## Requirements
Type every record exactly as it appears.

== Material shown ==

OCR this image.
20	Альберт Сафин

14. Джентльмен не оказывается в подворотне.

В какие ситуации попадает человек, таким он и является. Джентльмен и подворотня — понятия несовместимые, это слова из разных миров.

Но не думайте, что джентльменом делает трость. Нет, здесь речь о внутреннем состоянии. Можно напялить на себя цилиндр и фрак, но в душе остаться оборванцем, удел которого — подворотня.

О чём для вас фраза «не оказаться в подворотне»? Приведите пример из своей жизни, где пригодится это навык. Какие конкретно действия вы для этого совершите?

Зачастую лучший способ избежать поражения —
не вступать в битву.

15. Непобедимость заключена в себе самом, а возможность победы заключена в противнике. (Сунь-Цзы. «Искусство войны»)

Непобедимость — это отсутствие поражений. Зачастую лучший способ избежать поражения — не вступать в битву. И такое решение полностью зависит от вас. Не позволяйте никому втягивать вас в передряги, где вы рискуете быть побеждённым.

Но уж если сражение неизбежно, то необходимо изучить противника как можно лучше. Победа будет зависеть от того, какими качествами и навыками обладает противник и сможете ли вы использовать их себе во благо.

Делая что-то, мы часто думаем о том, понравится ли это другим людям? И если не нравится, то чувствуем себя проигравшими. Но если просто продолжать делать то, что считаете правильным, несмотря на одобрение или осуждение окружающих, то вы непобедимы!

===

## Answer to this problem
OCR this image.
20	Альберт Сафин

14. Джентльмен не оказывается в подворотне.

В какие ситуации попадает человек, таким он и является. Джентльмен и подворотня — понятия несовместимые, это слова из разных миров.

Но не думайте, что джентльменом делает трость. Нет, здесь речь о внутреннем состоянии. Можно напялить на себя цилиндр и фрак, но в душе остаться оборванцем, удел которого — подворотня.

О чём для вас фраза «не оказаться в подворотне»? Приведите пример из своей жизни, где пригодится это навык. Какие конкретно действия вы для этого совершите?

Зачастую лучший способ избежать поражения —
не вступать в битву.

15. Непобедимость заключена в себе самом, а возможность победы заключена в противнике. (Сунь-Цзы. «Искусство войны»)

Непобедимость — это отсутствие поражений. Зачастую лучший способ избежать поражения — не вступать в битву. И такое решение полностью зависит от вас. Не позволяйте никому втягивать вас в передряги, где вы рискуете быть побеждённым.

Но уж если сражение неизбежно, то необходимо изучить противника как можно лучше. Победа будет зависеть от того, какими качествами и навыками обладает противник и сможете ли вы использовать их себе во благо.

Делая что-то, мы часто думаем о том, понравится ли это другим людям? И если не нравится, то чувствуем себя проигравшими. Но если просто продолжать делать то, что считаете правильным, несмотря на одобрение или осуждение окружающих, то вы непобедимы!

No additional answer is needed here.